**Task requirements**
The data below is to be returned in full and exactly.

**Extracted records**
::::::::::
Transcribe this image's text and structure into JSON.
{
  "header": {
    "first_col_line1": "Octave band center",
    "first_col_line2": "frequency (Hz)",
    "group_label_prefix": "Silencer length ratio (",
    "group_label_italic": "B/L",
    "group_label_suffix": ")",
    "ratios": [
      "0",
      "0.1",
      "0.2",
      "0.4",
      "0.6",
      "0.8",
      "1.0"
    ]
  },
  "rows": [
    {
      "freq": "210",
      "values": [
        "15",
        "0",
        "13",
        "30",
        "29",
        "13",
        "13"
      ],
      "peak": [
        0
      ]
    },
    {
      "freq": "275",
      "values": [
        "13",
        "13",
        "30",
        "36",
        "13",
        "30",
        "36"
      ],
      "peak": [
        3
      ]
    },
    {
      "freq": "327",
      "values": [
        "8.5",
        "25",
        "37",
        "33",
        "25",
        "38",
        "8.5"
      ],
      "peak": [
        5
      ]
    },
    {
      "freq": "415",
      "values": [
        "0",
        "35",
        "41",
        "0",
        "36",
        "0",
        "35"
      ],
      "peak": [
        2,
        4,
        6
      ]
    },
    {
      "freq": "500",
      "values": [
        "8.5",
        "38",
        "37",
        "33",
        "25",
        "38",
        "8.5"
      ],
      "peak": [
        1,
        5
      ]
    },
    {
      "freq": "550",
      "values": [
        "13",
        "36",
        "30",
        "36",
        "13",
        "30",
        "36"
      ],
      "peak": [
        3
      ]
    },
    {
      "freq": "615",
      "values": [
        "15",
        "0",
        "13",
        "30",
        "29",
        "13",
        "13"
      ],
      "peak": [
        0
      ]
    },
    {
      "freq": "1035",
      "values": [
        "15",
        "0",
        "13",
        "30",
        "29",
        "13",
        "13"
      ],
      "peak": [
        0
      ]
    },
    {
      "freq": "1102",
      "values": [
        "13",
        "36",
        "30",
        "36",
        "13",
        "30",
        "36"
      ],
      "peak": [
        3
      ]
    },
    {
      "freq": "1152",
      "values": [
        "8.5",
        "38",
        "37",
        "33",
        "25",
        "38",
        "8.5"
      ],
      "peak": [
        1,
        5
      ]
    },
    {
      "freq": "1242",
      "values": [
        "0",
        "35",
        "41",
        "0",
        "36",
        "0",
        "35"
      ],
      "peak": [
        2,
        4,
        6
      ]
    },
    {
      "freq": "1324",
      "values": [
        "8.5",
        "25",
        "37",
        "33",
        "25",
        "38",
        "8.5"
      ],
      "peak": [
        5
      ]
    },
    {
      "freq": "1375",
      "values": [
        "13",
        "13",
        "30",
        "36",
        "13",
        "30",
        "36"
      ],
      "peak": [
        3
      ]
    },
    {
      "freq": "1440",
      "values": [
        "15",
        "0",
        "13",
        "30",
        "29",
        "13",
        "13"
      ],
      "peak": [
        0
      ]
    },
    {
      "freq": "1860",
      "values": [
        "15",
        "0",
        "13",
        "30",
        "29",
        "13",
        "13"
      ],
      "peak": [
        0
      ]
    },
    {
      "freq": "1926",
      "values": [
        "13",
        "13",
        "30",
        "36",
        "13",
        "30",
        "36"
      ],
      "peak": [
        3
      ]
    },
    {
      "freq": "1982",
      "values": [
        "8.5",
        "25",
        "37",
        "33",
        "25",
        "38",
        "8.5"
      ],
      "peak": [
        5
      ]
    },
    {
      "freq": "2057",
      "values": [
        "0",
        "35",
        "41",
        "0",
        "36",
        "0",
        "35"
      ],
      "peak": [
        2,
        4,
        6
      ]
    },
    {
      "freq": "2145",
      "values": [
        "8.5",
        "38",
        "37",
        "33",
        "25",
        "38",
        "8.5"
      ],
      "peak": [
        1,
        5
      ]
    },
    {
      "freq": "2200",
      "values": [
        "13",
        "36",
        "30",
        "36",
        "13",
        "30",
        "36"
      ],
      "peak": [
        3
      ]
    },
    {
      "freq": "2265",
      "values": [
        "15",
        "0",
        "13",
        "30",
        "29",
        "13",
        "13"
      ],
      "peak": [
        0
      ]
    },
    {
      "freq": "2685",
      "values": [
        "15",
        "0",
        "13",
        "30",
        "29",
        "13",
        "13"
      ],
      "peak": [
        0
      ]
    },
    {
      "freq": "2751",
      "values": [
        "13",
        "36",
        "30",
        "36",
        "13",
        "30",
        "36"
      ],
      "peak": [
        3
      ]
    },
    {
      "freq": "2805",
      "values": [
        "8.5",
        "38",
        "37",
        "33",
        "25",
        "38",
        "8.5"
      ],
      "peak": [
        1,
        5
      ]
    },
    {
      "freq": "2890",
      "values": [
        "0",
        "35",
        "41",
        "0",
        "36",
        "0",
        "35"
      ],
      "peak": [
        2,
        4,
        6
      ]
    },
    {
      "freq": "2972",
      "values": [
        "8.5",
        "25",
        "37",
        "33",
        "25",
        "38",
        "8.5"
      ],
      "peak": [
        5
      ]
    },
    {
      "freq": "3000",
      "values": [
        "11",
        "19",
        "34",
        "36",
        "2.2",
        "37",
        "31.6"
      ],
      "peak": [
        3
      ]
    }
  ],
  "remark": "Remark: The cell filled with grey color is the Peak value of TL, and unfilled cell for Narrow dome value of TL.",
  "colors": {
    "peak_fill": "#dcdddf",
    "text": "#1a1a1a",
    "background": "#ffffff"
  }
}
::::::::::
**Solution**
Transcribe this image's text and structure into JSON.
{
  "header": {
    "first_col_line1": "Octave band center",
    "first_col_line2": "frequency (Hz)",
    "group_label_prefix": "Silencer length ratio (",
    "group_label_italic": "B/L",
    "group_label_suffix": ")",
    "ratios": [
      "0",
      "0.1",
      "0.2",
      "0.4",
      "0.6",
      "0.8",
      "1.0"
    ]
  },
  "rows": [
    {
      "freq": "210",
      "values": [
        "15",
        "0",
        "13",
        "30",
        "29",
        "13",
        "13"
      ],
      "peak": [
        0
      ]
    },
    {
      "freq": "275",
      "values": [
        "13",
        "13",
        "30",
        "36",
        "13",
        "30",
        "36"
      ],
      "peak": [
        3
      ]
    },
    {
      "freq": "327",
      "values": [
        "8.5",
        "25",
        "37",
        "33",
        "25",
        "38",
        "8.5"
      ],
      "peak": [
        5
      ]
    },
    {
      "freq": "415",
      "values": [
        "0",
        "35",
        "41",
        "0",
        "36",
        "0",
        "35"
      ],
      "peak": [
        2,
        4,
        6
      ]
    },
    {
      "freq": "500",
      "values": [
        "8.5",
        "38",
        "37",
        "33",
        "25",
        "38",
        "8.5"
      ],
      "peak": [
        1,
        5
      ]
    },
    {
      "freq": "550",
      "values": [
        "13",
        "36",
        "30",
        "36",
        "13",
        "30",
        "36"
      ],
      "peak": [
        3
      ]
    },
    {
      "freq": "615",
      "values": [
        "15",
        "0",
        "13",
        "30",
        "29",
        "13",
        "13"
      ],
      "peak": [
        0
      ]
    },
    {
      "freq": "1035",
      "values": [
        "15",
        "0",
        "13",
        "30",
        "29",
        "13",
        "13"
      ],
      "peak": [
        0
      ]
    },
    {
      "freq": "1102",
      "values": [
        "13",
        "36",
        "30",
        "36",
        "13",
        "30",
        "36"
      ],
      "peak": [
        3
      ]
    },
    {
      "freq": "1152",
      "values": [
        "8.5",
        "38",
        "37",
        "33",
        "25",
        "38",
        "8.5"
      ],
      "peak": [
        1,
        5
      ]
    },
    {
      "freq": "1242",
      "values": [
        "0",
        "35",
        "41",
        "0",
        "36",
        "0",
        "35"
      ],
      "peak": [
        2,
        4,
        6
      ]
    },
    {
      "freq": "1324",
      "values": [
        "8.5",
        "25",
        "37",
        "33",
        "25",
        "38",
        "8.5"
      ],
      "peak": [
        5
      ]
    },
    {
      "freq": "1375",
      "values": [
        "13",
        "13",
        "30",
        "36",
        "13",
        "30",
        "36"
      ],
      "peak": [
        3
      ]
    },
    {
      "freq": "1440",
      "values": [
        "15",
        "0",
        "13",
        "30",
        "29",
        "13",
        "13"
      ],
      "peak": [
        0
      ]
    },
    {
      "freq": "1860",
      "values": [
        "15",
        "0",
        "13",
        "30",
        "29",
        "13",
        "13"
      ],
      "peak": [
        0
      ]
    },
    {
      "freq": "1926",
      "values": [
        "13",
        "13",
        "30",
        "36",
        "13",
        "30",
        "36"
      ],
      "peak": [
        3
      ]
    },
    {
      "freq": "1982",
      "values": [
        "8.5",
        "25",
        "37",
        "33",
        "25",
        "38",
        "8.5"
      ],
      "peak": [
        5
      ]
    },
    {
      "freq": "2057",
      "values": [
        "0",
        "35",
        "41",
        "0",
        "36",
        "0",
        "35"
      ],
      "peak": [
        2,
        4,
        6
      ]
    },
    {
      "freq": "2145",
      "values": [
        "8.5",
        "38",
        "37",
        "33",
        "25",
        "38",
        "8.5"
      ],
      "peak": [
        1,
        5
      ]
    },
    {
      "freq": "2200",
      "values": [
        "13",
        "36",
        "30",
        "36",
        "13",
        "30",
        "36"
      ],
      "peak": [
        3
      ]
    },
    {
      "freq": "2265",
      "values": [
        "15",
        "0",
        "13",
        "30",
        "29",
        "13",
        "13"
      ],
      "peak": [
        0
      ]
    },
    {
      "freq": "2685",
      "values": [
        "15",
        "0",
        "13",
        "30",
        "29",
        "13",
        "13"
      ],
      "peak": [
        0
      ]
    },
    {
      "freq": "2751",
      "values": [
        "13",
        "36",
        "30",
        "36",
        "13",
        "30",
        "36"
      ],
      "peak": [
        3
      ]
    },
    {
      "freq": "2805",
      "values": [
        "8.5",
        "38",
        "37",
        "33",
        "25",
        "38",
        "8.5"
      ],
      "peak": [
        1,
        5
      ]
    },
    {
      "freq": "2890",
      "values": [
        "0",
        "35",
        "41",
        "0",
        "36",
        "0",
        "35"
      ],
      "peak": [
        2,
        4,
        6
      ]
    },
    {
      "freq": "2972",
      "values": [
        "8.5",
        "25",
        "37",
        "33",
        "25",
        "38",
        "8.5"
      ],
      "peak": [
        5
      ]
    },
    {
      "freq": "3000",
      "values": [
        "11",
        "19",
        "34",
        "36",
        "2.2",
        "37",
        "31.6"
      ],
      "peak": [
        3
      ]
    }
  ],
  "remark": "Remark: The cell filled with grey color is the Peak value of TL, and unfilled cell for Narrow dome value of TL.",
  "colors": {
    "peak_fill": "#dcdddf",
    "text": "#1a1a1a",
    "background": "#ffffff"
  }
}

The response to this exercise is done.